## begin ITEMS

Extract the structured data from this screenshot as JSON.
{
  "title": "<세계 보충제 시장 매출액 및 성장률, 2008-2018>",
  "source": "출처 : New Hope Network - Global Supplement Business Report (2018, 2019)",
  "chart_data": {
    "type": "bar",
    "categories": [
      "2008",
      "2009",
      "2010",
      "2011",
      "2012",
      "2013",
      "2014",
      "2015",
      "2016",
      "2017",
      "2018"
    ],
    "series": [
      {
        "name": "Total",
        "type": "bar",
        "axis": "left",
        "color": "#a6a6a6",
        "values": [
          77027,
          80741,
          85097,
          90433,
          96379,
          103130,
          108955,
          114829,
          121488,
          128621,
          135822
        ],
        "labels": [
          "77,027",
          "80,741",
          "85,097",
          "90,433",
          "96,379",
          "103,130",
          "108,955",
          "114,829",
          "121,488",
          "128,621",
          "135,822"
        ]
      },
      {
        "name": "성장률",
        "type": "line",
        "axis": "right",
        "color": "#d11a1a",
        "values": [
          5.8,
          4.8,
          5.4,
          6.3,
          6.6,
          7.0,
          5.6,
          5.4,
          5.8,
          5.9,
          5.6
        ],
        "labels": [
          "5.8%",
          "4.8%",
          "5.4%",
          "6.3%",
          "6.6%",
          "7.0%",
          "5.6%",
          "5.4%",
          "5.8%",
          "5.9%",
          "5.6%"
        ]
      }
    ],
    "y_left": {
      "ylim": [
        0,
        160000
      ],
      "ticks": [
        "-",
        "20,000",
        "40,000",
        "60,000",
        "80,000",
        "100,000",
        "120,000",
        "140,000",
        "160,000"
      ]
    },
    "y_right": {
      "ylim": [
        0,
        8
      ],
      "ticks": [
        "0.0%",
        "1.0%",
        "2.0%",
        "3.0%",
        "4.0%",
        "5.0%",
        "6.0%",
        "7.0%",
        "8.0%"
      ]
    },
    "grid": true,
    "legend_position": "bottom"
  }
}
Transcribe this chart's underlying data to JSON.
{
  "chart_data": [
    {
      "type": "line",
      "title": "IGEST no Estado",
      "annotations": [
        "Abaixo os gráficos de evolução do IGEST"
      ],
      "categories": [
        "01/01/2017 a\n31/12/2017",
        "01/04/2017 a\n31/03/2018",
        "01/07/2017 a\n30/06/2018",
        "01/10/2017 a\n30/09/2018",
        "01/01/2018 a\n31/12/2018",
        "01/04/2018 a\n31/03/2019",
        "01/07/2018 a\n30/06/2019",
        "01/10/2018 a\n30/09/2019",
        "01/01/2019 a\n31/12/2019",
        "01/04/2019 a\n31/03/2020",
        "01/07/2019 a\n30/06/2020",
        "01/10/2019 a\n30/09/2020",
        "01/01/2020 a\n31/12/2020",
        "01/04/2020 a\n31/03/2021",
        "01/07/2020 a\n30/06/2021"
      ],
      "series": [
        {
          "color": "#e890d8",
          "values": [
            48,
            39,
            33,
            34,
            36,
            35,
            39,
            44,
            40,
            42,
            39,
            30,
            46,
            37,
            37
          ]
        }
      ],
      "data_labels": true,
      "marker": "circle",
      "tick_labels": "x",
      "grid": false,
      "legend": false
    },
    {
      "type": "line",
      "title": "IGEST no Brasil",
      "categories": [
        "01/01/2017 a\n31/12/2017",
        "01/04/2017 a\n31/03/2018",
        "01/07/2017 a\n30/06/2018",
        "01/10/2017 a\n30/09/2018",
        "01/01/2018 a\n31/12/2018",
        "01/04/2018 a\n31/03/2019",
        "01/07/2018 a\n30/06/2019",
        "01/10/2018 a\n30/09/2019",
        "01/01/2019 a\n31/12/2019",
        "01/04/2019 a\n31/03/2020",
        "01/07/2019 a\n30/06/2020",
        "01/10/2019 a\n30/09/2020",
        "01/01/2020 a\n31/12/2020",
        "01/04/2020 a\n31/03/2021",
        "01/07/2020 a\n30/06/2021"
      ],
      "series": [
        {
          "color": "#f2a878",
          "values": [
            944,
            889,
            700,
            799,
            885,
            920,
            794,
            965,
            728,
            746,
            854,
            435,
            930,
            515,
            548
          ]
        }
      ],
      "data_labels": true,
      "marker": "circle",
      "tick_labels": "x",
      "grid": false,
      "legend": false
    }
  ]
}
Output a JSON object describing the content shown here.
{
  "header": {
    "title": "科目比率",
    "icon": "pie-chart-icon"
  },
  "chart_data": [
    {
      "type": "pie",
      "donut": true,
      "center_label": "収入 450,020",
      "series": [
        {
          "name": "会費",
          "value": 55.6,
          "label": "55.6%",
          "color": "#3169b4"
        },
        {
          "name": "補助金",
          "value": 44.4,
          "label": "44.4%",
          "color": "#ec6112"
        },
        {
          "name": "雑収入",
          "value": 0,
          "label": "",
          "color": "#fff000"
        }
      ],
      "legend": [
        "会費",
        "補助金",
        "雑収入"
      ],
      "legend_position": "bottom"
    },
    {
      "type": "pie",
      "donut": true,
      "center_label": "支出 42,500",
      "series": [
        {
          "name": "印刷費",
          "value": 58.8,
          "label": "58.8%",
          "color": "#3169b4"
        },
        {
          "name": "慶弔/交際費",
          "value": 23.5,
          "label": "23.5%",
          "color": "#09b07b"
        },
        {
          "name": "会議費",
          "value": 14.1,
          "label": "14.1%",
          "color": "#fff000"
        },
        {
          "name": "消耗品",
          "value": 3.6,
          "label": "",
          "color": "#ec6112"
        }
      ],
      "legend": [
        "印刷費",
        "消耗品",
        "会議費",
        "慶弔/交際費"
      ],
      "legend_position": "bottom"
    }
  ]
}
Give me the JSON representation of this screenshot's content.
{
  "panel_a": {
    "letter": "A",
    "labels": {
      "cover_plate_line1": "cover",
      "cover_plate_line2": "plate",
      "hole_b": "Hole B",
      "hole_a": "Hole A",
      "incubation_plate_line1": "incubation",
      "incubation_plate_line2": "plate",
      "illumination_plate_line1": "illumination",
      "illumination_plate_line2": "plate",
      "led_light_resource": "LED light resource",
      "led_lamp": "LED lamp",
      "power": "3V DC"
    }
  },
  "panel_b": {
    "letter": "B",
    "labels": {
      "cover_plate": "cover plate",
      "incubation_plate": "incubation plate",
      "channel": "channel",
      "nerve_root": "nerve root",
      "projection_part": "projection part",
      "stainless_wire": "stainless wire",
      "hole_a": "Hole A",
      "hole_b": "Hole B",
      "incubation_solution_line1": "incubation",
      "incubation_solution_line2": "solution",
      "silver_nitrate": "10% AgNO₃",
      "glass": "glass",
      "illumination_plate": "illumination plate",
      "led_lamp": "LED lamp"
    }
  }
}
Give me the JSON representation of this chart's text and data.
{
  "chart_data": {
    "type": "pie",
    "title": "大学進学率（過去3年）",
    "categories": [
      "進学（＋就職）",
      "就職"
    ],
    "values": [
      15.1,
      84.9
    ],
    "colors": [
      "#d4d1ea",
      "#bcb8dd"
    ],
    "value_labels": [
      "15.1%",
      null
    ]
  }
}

## end ITEMS

### PROBLEM REQUIREMENTS
Copy all data exactly, start to finish.

### SOLUTION FOR THIS EXERCISE
Extract the structured data from this screenshot as JSON.
{
  "title": "<세계 보충제 시장 매출액 및 성장률, 2008-2018>",
  "source": "출처 : New Hope Network - Global Supplement Business Report (2018, 2019)",
  "chart_data": {
    "type": "bar",
    "categories": [
      "2008",
      "2009",
      "2010",
      "2011",
      "2012",
      "2013",
      "2014",
      "2015",
      "2016",
      "2017",
      "2018"
    ],
    "series": [
      {
        "name": "Total",
        "type": "bar",
        "axis": "left",
        "color": "#a6a6a6",
        "values": [
          77027,
          80741,
          85097,
          90433,
          96379,
          103130,
          108955,
          114829,
          121488,
          128621,
          135822
        ],
        "labels": [
          "77,027",
          "80,741",
          "85,097",
          "90,433",
          "96,379",
          "103,130",
          "108,955",
          "114,829",
          "121,488",
          "128,621",
          "135,822"
        ]
      },
      {
        "name": "성장률",
        "type": "line",
        "axis": "right",
        "color": "#d11a1a",
        "values": [
          5.8,
          4.8,
          5.4,
          6.3,
          6.6,
          7.0,
          5.6,
          5.4,
          5.8,
          5.9,
          5.6
        ],
        "labels": [
          "5.8%",
          "4.8%",
          "5.4%",
          "6.3%",
          "6.6%",
          "7.0%",
          "5.6%",
          "5.4%",
          "5.8%",
          "5.9%",
          "5.6%"
        ]
      }
    ],
    "y_left": {
      "ylim": [
        0,
        160000
      ],
      "ticks": [
        "-",
        "20,000",
        "40,000",
        "60,000",
        "80,000",
        "100,000",
        "120,000",
        "140,000",
        "160,000"
      ]
    },
    "y_right": {
      "ylim": [
        0,
        8
      ],
      "ticks": [
        "0.0%",
        "1.0%",
        "2.0%",
        "3.0%",
        "4.0%",
        "5.0%",
        "6.0%",
        "7.0%",
        "8.0%"
      ]
    },
    "grid": true,
    "legend_position": "bottom"
  }
}
Transcribe this chart's underlying data to JSON.
{
  "chart_data": [
    {
      "type": "line",
      "title": "IGEST no Estado",
      "annotations": [
        "Abaixo os gráficos de evolução do IGEST"
      ],
      "categories": [
        "01/01/2017 a\n31/12/2017",
        "01/04/2017 a\n31/03/2018",
        "01/07/2017 a\n30/06/2018",
        "01/10/2017 a\n30/09/2018",
        "01/01/2018 a\n31/12/2018",
        "01/04/2018 a\n31/03/2019",
        "01/07/2018 a\n30/06/2019",
        "01/10/2018 a\n30/09/2019",
        "01/01/2019 a\n31/12/2019",
        "01/04/2019 a\n31/03/2020",
        "01/07/2019 a\n30/06/2020",
        "01/10/2019 a\n30/09/2020",
        "01/01/2020 a\n31/12/2020",
        "01/04/2020 a\n31/03/2021",
        "01/07/2020 a\n30/06/2021"
      ],
      "series": [
        {
          "color": "#e890d8",
          "values": [
            48,
            39,
            33,
            34,
            36,
            35,
            39,
            44,
            40,
            42,
            39,
            30,
            46,
            37,
            37
          ]
        }
      ],
      "data_labels": true,
      "marker": "circle",
      "tick_labels": "x",
      "grid": false,
      "legend": false
    },
    {
      "type": "line",
      "title": "IGEST no Brasil",
      "categories": [
        "01/01/2017 a\n31/12/2017",
        "01/04/2017 a\n31/03/2018",
        "01/07/2017 a\n30/06/2018",
        "01/10/2017 a\n30/09/2018",
        "01/01/2018 a\n31/12/2018",
        "01/04/2018 a\n31/03/2019",
        "01/07/2018 a\n30/06/2019",
        "01/10/2018 a\n30/09/2019",
        "01/01/2019 a\n31/12/2019",
        "01/04/2019 a\n31/03/2020",
        "01/07/2019 a\n30/06/2020",
        "01/10/2019 a\n30/09/2020",
        "01/01/2020 a\n31/12/2020",
        "01/04/2020 a\n31/03/2021",
        "01/07/2020 a\n30/06/2021"
      ],
      "series": [
        {
          "color": "#f2a878",
          "values": [
            944,
            889,
            700,
            799,
            885,
            920,
            794,
            965,
            728,
            746,
            854,
            435,
            930,
            515,
            548
          ]
        }
      ],
      "data_labels": true,
      "marker": "circle",
      "tick_labels": "x",
      "grid": false,
      "legend": false
    }
  ]
}
Output a JSON object describing the content shown here.
{
  "header": {
    "title": "科目比率",
    "icon": "pie-chart-icon"
  },
  "chart_data": [
    {
      "type": "pie",
      "donut": true,
      "center_label": "収入 450,020",
      "series": [
        {
          "name": "会費",
          "value": 55.6,
          "label": "55.6%",
          "color": "#3169b4"
        },
        {
          "name": "補助金",
          "value": 44.4,
          "label": "44.4%",
          "color": "#ec6112"
        },
        {
          "name": "雑収入",
          "value": 0,
          "label": "",
          "color": "#fff000"
        }
      ],
      "legend": [
        "会費",
        "補助金",
        "雑収入"
      ],
      "legend_position": "bottom"
    },
    {
      "type": "pie",
      "donut": true,
      "center_label": "支出 42,500",
      "series": [
        {
          "name": "印刷費",
          "value": 58.8,
          "label": "58.8%",
          "color": "#3169b4"
        },
        {
          "name": "慶弔/交際費",
          "value": 23.5,
          "label": "23.5%",
          "color": "#09b07b"
        },
        {
          "name": "会議費",
          "value": 14.1,
          "label": "14.1%",
          "color": "#fff000"
        },
        {
          "name": "消耗品",
          "value": 3.6,
          "label": "",
          "color": "#ec6112"
        }
      ],
      "legend": [
        "印刷費",
        "消耗品",
        "会議費",
        "慶弔/交際費"
      ],
      "legend_position": "bottom"
    }
  ]
}
Give me the JSON representation of this screenshot's content.
{
  "panel_a": {
    "letter": "A",
    "labels": {
      "cover_plate_line1": "cover",
      "cover_plate_line2": "plate",
      "hole_b": "Hole B",
      "hole_a": "Hole A",
      "incubation_plate_line1": "incubation",
      "incubation_plate_line2": "plate",
      "illumination_plate_line1": "illumination",
      "illumination_plate_line2": "plate",
      "led_light_resource": "LED light resource",
      "led_lamp": "LED lamp",
      "power": "3V DC"
    }
  },
  "panel_b": {
    "letter": "B",
    "labels": {
      "cover_plate": "cover plate",
      "incubation_plate": "incubation plate",
      "channel": "channel",
      "nerve_root": "nerve root",
      "projection_part": "projection part",
      "stainless_wire": "stainless wire",
      "hole_a": "Hole A",
      "hole_b": "Hole B",
      "incubation_solution_line1": "incubation",
      "incubation_solution_line2": "solution",
      "silver_nitrate": "10% AgNO₃",
      "glass": "glass",
      "illumination_plate": "illumination plate",
      "led_lamp": "LED lamp"
    }
  }
}
Give me the JSON representation of this chart's text and data.
{
  "chart_data": {
    "type": "pie",
    "title": "大学進学率（過去3年）",
    "categories": [
      "進学（＋就職）",
      "就職"
    ],
    "values": [
      15.1,
      84.9
    ],
    "colors": [
      "#d4d1ea",
      "#bcb8dd"
    ],
    "value_labels": [
      "15.1%",
      null
    ]
  }
}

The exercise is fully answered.